### Dataset excerpt
□ □ □ □
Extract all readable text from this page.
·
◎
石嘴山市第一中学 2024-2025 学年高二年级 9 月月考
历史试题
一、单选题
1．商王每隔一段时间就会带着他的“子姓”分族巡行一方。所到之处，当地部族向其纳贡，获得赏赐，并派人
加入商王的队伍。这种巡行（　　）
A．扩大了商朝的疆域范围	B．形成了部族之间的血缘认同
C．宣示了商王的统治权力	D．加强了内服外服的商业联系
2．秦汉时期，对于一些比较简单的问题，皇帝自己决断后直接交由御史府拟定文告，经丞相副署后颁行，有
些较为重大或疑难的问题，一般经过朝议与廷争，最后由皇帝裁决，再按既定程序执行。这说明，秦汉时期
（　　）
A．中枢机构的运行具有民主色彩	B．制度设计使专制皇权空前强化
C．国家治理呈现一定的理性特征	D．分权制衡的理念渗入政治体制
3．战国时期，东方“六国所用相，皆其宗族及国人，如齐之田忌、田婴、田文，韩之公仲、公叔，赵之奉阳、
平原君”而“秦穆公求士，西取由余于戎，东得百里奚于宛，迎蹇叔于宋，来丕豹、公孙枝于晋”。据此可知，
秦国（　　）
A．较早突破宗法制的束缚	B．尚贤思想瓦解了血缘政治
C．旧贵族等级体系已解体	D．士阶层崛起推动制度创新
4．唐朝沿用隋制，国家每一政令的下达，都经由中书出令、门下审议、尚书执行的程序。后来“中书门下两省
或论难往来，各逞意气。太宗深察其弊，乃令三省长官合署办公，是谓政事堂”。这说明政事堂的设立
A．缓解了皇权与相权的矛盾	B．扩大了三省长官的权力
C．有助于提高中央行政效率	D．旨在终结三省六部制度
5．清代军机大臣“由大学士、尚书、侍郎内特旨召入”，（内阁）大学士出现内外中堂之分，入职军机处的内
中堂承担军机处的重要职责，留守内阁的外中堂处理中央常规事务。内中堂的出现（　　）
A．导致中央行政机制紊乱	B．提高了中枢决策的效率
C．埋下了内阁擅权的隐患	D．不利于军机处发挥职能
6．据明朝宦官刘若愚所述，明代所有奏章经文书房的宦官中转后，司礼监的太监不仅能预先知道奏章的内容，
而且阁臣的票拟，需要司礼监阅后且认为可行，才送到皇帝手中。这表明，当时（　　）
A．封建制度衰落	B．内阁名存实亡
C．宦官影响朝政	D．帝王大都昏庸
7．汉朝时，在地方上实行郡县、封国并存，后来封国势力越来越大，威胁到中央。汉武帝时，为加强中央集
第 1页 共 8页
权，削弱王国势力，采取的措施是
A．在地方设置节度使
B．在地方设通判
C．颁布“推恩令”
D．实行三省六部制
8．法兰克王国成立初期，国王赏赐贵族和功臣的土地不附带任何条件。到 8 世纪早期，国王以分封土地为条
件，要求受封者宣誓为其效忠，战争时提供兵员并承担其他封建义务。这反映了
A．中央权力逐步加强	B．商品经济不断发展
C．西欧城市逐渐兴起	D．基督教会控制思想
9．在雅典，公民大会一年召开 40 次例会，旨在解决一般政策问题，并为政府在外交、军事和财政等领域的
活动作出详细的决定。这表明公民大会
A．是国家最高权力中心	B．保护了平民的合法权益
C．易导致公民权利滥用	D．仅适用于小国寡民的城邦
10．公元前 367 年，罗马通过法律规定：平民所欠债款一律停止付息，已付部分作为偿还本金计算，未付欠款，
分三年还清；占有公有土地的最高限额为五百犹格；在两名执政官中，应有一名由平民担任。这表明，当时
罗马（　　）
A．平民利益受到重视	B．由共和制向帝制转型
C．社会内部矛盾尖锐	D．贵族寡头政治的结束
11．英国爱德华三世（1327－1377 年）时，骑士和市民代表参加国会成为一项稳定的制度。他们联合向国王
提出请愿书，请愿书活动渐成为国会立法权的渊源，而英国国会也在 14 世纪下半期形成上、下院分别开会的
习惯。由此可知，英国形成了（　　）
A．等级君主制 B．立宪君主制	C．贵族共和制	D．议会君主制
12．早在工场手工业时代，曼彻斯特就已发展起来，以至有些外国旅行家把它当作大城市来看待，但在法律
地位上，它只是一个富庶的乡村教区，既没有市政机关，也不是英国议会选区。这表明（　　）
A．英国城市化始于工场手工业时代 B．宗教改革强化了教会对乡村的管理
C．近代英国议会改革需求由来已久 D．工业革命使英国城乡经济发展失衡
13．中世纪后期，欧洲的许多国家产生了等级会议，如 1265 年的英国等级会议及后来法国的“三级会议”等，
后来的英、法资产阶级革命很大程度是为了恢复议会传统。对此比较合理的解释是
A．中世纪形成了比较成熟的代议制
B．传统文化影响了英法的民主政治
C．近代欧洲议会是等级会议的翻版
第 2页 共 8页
□ □ □ □
### SHORT EXERCISE
Using the data above, return each line exactly as written.

### SOLVED EXERCISE
Extract all readable text from this page.
·
◎
石嘴山市第一中学 2024-2025 学年高二年级 9 月月考
历史试题
一、单选题
1．商王每隔一段时间就会带着他的“子姓”分族巡行一方。所到之处，当地部族向其纳贡，获得赏赐，并派人
加入商王的队伍。这种巡行（　　）
A．扩大了商朝的疆域范围	B．形成了部族之间的血缘认同
C．宣示了商王的统治权力	D．加强了内服外服的商业联系
2．秦汉时期，对于一些比较简单的问题，皇帝自己决断后直接交由御史府拟定文告，经丞相副署后颁行，有
些较为重大或疑难的问题，一般经过朝议与廷争，最后由皇帝裁决，再按既定程序执行。这说明，秦汉时期
（　　）
A．中枢机构的运行具有民主色彩	B．制度设计使专制皇权空前强化
C．国家治理呈现一定的理性特征	D．分权制衡的理念渗入政治体制
3．战国时期，东方“六国所用相，皆其宗族及国人，如齐之田忌、田婴、田文，韩之公仲、公叔，赵之奉阳、
平原君”而“秦穆公求士，西取由余于戎，东得百里奚于宛，迎蹇叔于宋，来丕豹、公孙枝于晋”。据此可知，
秦国（　　）
A．较早突破宗法制的束缚	B．尚贤思想瓦解了血缘政治
C．旧贵族等级体系已解体	D．士阶层崛起推动制度创新
4．唐朝沿用隋制，国家每一政令的下达，都经由中书出令、门下审议、尚书执行的程序。后来“中书门下两省
或论难往来，各逞意气。太宗深察其弊，乃令三省长官合署办公，是谓政事堂”。这说明政事堂的设立
A．缓解了皇权与相权的矛盾	B．扩大了三省长官的权力
C．有助于提高中央行政效率	D．旨在终结三省六部制度
5．清代军机大臣“由大学士、尚书、侍郎内特旨召入”，（内阁）大学士出现内外中堂之分，入职军机处的内
中堂承担军机处的重要职责，留守内阁的外中堂处理中央常规事务。内中堂的出现（　　）
A．导致中央行政机制紊乱	B．提高了中枢决策的效率
C．埋下了内阁擅权的隐患	D．不利于军机处发挥职能
6．据明朝宦官刘若愚所述，明代所有奏章经文书房的宦官中转后，司礼监的太监不仅能预先知道奏章的内容，
而且阁臣的票拟，需要司礼监阅后且认为可行，才送到皇帝手中。这表明，当时（　　）
A．封建制度衰落	B．内阁名存实亡
C．宦官影响朝政	D．帝王大都昏庸
7．汉朝时，在地方上实行郡县、封国并存，后来封国势力越来越大，威胁到中央。汉武帝时，为加强中央集
第 1页 共 8页
权，削弱王国势力，采取的措施是
A．在地方设置节度使
B．在地方设通判
C．颁布“推恩令”
D．实行三省六部制
8．法兰克王国成立初期，国王赏赐贵族和功臣的土地不附带任何条件。到 8 世纪早期，国王以分封土地为条
件，要求受封者宣誓为其效忠，战争时提供兵员并承担其他封建义务。这反映了
A．中央权力逐步加强	B．商品经济不断发展
C．西欧城市逐渐兴起	D．基督教会控制思想
9．在雅典，公民大会一年召开 40 次例会，旨在解决一般政策问题，并为政府在外交、军事和财政等领域的
活动作出详细的决定。这表明公民大会
A．是国家最高权力中心	B．保护了平民的合法权益
C．易导致公民权利滥用	D．仅适用于小国寡民的城邦
10．公元前 367 年，罗马通过法律规定：平民所欠债款一律停止付息，已付部分作为偿还本金计算，未付欠款，
分三年还清；占有公有土地的最高限额为五百犹格；在两名执政官中，应有一名由平民担任。这表明，当时
罗马（　　）
A．平民利益受到重视	B．由共和制向帝制转型
C．社会内部矛盾尖锐	D．贵族寡头政治的结束
11．英国爱德华三世（1327－1377 年）时，骑士和市民代表参加国会成为一项稳定的制度。他们联合向国王
提出请愿书，请愿书活动渐成为国会立法权的渊源，而英国国会也在 14 世纪下半期形成上、下院分别开会的
习惯。由此可知，英国形成了（　　）
A．等级君主制 B．立宪君主制	C．贵族共和制	D．议会君主制
12．早在工场手工业时代，曼彻斯特就已发展起来，以至有些外国旅行家把它当作大城市来看待，但在法律
地位上，它只是一个富庶的乡村教区，既没有市政机关，也不是英国议会选区。这表明（　　）
A．英国城市化始于工场手工业时代 B．宗教改革强化了教会对乡村的管理
C．近代英国议会改革需求由来已久 D．工业革命使英国城乡经济发展失衡
13．中世纪后期，欧洲的许多国家产生了等级会议，如 1265 年的英国等级会议及后来法国的“三级会议”等，
后来的英、法资产阶级革命很大程度是为了恢复议会传统。对此比较合理的解释是
A．中世纪形成了比较成熟的代议制
B．传统文化影响了英法的民主政治
C．近代欧洲议会是等级会议的翻版
第 2页 共 8页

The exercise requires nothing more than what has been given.